— Stated exercise —
Look through the listing below and report how many lines contain "OneDrive", as a bare number.

Stored items from a collection
#####

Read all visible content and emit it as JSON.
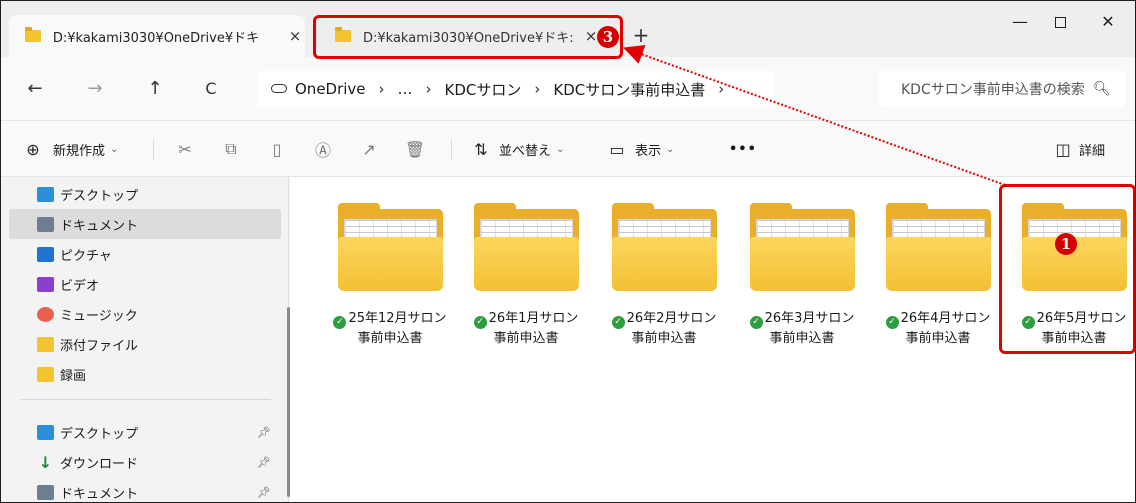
{
  "tabs": [
    {
      "title": "D:¥kakami3030¥OneDrive¥ドキ",
      "close": "×"
    },
    {
      "title": "D:¥kakami3030¥OneDrive¥ドキ:",
      "close": "×"
    }
  ],
  "new_tab": "+",
  "window_controls": {
    "minimize": "—",
    "maximize": "",
    "close": "✕"
  },
  "nav": {
    "back": "←",
    "forward": "→",
    "up": "↑",
    "refresh": "C"
  },
  "breadcrumb": {
    "items": [
      "OneDrive",
      "…",
      "KDCサロン",
      "KDCサロン事前申込書"
    ],
    "separator": "›"
  },
  "search": {
    "placeholder": "KDCサロン事前申込書の検索",
    "icon": "search-icon"
  },
  "toolbar": {
    "new_label": "新規作成",
    "sort_label": "並べ替え",
    "view_label": "表示",
    "more_label": "•••",
    "details_label": "詳細"
  },
  "sidebar": {
    "items": [
      {
        "label": "デスクトップ",
        "icon": "desktop-icon",
        "color": "#2b8fd9"
      },
      {
        "label": "ドキュメント",
        "icon": "documents-icon",
        "color": "#6e7d8f",
        "selected": true
      },
      {
        "label": "ピクチャ",
        "icon": "pictures-icon",
        "color": "#1f74d1"
      },
      {
        "label": "ビデオ",
        "icon": "videos-icon",
        "color": "#8a3fd1"
      },
      {
        "label": "ミュージック",
        "icon": "music-icon",
        "color": "#e8614c"
      },
      {
        "label": "添付ファイル",
        "icon": "folder-icon",
        "color": "#f4c430"
      },
      {
        "label": "録画",
        "icon": "folder-icon",
        "color": "#f4c430"
      }
    ],
    "quick_access": [
      {
        "label": "デスクトップ",
        "icon": "desktop-icon",
        "color": "#2b8fd9"
      },
      {
        "label": "ダウンロード",
        "icon": "download-icon",
        "color": "#1f8a3a"
      },
      {
        "label": "ドキュメント",
        "icon": "documents-icon",
        "color": "#6e7d8f"
      }
    ]
  },
  "folders": [
    {
      "line1": "25年12月サロン",
      "line2": "事前申込書",
      "status": "synced"
    },
    {
      "line1": "26年1月サロン",
      "line2": "事前申込書",
      "status": "synced"
    },
    {
      "line1": "26年2月サロン",
      "line2": "事前申込書",
      "status": "synced"
    },
    {
      "line1": "26年3月サロン",
      "line2": "事前申込書",
      "status": "synced"
    },
    {
      "line1": "26年4月サロン",
      "line2": "事前申込書",
      "status": "synced"
    },
    {
      "line1": "26年5月サロン",
      "line2": "事前申込書",
      "status": "synced"
    }
  ],
  "annotations": {
    "badge_1": "1",
    "badge_3": "3",
    "color": "#e00000"
  }
}
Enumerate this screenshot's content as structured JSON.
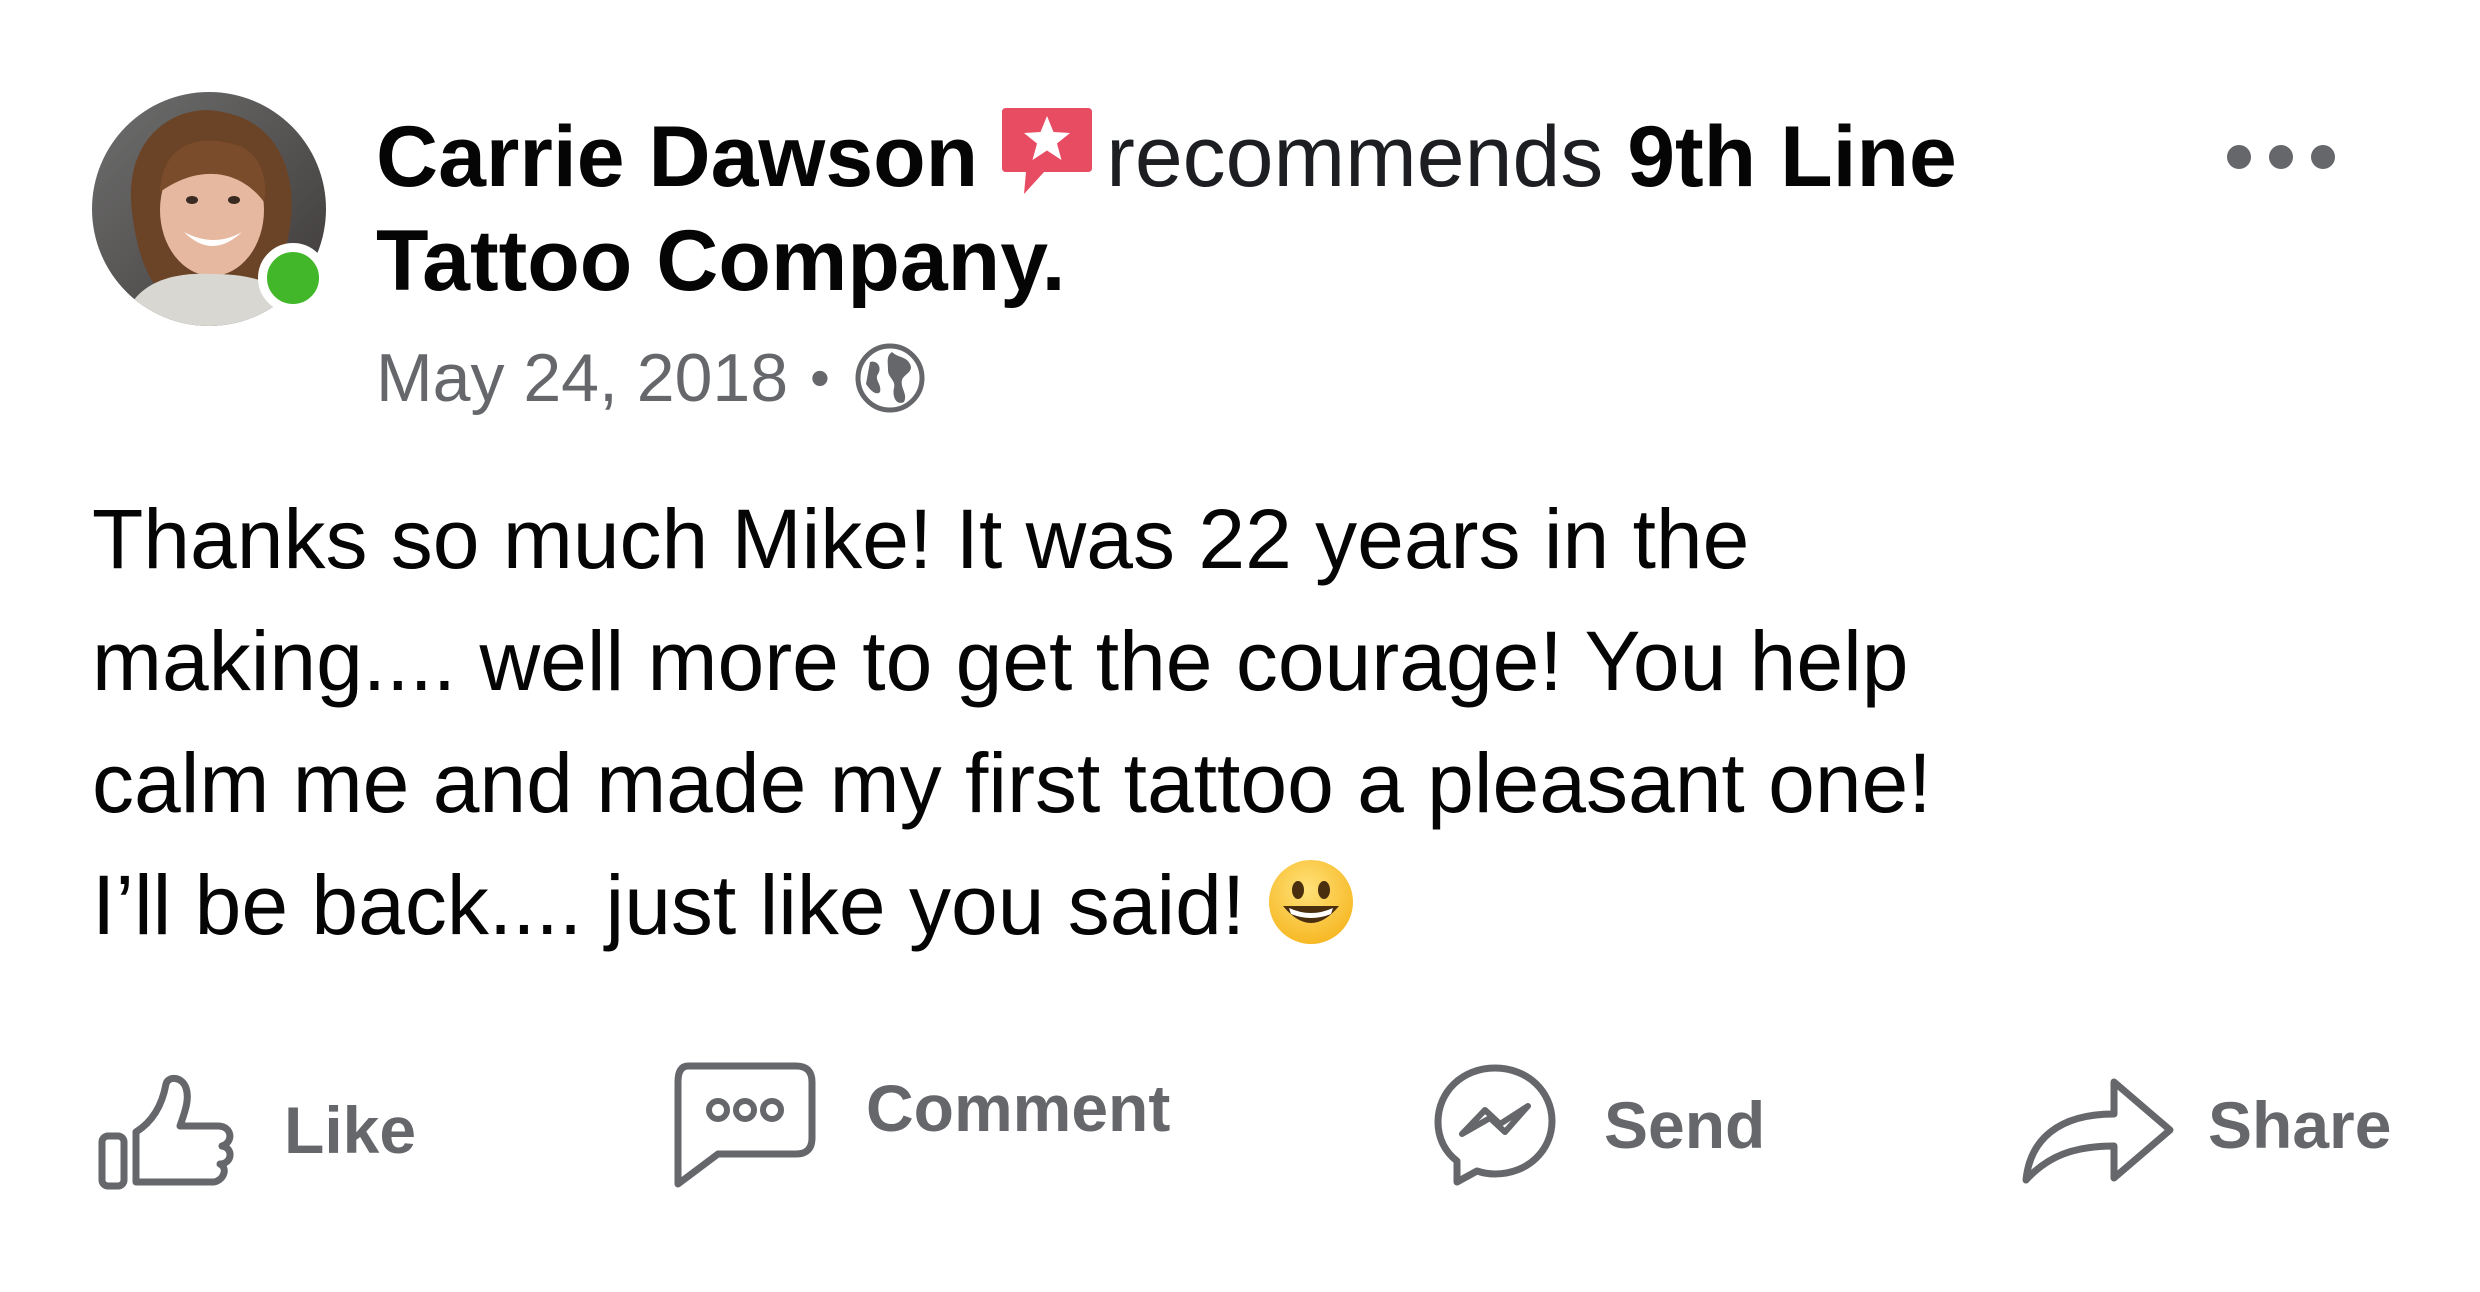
{
  "post": {
    "author_name": "Carrie Dawson",
    "verb": "recommends",
    "page_name": "9th Line Tattoo Company.",
    "date": "May 24, 2018",
    "separator": "•",
    "body": "Thanks so much Mike! It was 22 years in the\nmaking.... well more to get the courage! You help\ncalm me and made my first tattoo a pleasant one!\nI’ll be back.... just like you said!",
    "author_online": true
  },
  "actions": {
    "like": "Like",
    "comment": "Comment",
    "send": "Send",
    "share": "Share"
  },
  "icons": {
    "recommend_badge": "recommend-star-icon",
    "privacy": "globe-icon",
    "more": "more-options-icon",
    "emoji": "grinning-face-emoji"
  },
  "colors": {
    "recommend_badge": "#e84c63",
    "online": "#42b72a",
    "secondary_text": "#65676b",
    "primary_text": "#050505"
  }
}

#####

— Solution —
3